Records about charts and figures
-- Start --

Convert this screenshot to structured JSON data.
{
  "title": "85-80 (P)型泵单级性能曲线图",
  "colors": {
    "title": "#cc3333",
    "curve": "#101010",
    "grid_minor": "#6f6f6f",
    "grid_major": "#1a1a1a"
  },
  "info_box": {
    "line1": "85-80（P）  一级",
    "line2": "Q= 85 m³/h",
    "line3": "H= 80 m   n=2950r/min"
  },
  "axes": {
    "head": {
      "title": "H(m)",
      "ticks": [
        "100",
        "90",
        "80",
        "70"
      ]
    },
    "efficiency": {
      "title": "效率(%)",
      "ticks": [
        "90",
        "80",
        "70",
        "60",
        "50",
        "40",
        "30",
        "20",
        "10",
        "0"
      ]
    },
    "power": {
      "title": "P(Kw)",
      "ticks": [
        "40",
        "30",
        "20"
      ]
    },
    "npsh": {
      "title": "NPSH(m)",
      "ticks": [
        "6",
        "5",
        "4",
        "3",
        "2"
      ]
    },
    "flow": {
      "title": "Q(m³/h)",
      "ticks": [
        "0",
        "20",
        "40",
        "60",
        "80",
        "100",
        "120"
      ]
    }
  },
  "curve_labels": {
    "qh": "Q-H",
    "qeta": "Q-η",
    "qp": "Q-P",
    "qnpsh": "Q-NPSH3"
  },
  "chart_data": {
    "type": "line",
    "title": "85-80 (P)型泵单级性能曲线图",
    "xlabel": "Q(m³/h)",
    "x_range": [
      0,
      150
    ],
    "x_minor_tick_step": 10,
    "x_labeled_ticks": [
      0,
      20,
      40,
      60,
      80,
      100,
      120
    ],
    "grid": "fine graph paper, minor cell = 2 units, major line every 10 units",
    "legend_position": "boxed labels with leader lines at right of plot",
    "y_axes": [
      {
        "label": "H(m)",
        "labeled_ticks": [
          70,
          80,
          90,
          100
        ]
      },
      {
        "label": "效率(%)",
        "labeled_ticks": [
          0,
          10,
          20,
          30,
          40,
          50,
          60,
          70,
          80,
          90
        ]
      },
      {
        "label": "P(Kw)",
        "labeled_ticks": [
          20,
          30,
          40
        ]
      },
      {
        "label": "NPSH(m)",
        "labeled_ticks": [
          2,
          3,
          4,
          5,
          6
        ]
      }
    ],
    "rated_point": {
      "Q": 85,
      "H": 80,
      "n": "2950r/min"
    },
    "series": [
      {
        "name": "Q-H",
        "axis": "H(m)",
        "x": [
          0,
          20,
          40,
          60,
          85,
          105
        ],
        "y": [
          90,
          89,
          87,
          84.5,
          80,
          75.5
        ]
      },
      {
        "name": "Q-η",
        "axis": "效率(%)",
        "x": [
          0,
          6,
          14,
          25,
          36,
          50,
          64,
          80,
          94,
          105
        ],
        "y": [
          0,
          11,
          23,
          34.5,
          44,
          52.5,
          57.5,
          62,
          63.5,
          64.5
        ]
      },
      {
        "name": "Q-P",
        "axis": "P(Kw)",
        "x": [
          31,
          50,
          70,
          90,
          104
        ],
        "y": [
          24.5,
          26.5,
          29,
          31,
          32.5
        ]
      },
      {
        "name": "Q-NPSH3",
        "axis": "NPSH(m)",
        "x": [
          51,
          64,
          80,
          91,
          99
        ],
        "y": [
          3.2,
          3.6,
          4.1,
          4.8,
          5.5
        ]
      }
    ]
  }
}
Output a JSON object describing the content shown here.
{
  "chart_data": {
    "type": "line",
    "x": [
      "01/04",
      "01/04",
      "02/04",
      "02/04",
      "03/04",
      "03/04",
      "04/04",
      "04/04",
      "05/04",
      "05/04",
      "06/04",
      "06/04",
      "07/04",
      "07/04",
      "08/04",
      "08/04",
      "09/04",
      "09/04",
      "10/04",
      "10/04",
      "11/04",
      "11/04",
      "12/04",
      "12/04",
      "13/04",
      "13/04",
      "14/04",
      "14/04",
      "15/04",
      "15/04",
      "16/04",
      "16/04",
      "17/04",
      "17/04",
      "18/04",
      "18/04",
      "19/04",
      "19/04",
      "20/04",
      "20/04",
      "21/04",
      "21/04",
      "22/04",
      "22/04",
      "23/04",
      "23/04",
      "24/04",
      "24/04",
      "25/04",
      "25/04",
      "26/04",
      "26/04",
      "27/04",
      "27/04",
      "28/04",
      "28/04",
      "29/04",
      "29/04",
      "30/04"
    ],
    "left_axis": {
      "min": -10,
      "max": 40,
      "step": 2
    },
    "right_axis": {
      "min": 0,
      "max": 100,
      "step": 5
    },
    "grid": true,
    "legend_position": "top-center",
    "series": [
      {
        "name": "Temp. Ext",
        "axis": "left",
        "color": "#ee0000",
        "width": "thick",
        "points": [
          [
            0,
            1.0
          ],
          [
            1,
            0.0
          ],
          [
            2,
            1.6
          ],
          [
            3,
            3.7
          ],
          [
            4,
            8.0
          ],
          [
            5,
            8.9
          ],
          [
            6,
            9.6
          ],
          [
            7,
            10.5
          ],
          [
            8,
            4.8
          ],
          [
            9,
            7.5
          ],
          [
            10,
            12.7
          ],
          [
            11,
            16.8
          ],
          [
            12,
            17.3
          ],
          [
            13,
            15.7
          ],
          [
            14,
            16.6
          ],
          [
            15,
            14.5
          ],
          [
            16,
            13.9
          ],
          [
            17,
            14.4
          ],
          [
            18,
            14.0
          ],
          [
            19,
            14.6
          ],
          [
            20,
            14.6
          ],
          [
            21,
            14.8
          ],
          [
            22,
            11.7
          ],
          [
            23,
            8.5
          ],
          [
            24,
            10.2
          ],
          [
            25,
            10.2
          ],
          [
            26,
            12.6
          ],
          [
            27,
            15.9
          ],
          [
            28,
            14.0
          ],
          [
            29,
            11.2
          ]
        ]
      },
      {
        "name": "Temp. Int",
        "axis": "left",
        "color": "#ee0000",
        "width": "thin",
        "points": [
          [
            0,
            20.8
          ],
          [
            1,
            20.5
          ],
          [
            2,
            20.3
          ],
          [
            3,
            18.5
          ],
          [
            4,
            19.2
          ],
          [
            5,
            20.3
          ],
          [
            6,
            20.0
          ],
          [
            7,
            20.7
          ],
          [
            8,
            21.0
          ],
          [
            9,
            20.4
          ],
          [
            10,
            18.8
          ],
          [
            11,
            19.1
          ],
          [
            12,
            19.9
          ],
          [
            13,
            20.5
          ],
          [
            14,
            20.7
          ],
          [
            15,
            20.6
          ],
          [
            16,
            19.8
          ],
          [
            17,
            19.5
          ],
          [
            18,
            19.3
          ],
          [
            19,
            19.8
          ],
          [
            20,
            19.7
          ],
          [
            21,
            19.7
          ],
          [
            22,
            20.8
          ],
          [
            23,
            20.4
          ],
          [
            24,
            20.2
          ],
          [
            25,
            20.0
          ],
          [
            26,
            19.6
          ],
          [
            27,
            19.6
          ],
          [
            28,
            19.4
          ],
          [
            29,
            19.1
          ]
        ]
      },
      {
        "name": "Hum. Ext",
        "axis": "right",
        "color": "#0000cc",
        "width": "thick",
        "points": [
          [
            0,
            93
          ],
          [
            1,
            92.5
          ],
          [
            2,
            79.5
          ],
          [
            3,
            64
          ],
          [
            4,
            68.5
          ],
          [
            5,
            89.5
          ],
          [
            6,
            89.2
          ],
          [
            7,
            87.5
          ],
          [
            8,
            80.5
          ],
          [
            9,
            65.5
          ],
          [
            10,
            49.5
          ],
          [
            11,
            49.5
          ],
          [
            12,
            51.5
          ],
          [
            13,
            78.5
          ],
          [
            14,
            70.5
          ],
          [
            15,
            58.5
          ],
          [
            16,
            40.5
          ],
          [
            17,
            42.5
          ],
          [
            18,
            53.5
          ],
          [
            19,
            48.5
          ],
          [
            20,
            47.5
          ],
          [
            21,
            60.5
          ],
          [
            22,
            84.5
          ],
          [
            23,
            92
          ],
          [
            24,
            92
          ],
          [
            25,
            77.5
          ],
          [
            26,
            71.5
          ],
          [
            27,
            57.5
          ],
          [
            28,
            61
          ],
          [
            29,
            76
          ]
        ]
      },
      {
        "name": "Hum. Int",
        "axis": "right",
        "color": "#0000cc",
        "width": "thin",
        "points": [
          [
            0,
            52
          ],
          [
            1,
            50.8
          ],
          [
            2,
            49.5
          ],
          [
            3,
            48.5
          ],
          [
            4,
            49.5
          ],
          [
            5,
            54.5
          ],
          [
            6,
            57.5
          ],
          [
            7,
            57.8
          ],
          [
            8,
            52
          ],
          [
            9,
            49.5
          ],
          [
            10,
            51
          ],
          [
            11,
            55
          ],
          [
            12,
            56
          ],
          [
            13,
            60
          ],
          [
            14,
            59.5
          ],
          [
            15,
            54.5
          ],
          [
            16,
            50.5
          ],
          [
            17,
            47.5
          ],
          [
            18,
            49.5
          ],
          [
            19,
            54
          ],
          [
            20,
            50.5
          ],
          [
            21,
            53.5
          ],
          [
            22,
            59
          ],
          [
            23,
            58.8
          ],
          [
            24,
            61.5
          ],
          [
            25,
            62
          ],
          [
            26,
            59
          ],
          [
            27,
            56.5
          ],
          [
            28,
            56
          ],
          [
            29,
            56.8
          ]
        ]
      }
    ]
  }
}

-- End --

Gather all lines of the records that include the word "型泵单级性能曲线图".

  "title": "85-80 (P)型泵单级性能曲线图",
    "title": "85-80 (P)型泵单级性能曲线图",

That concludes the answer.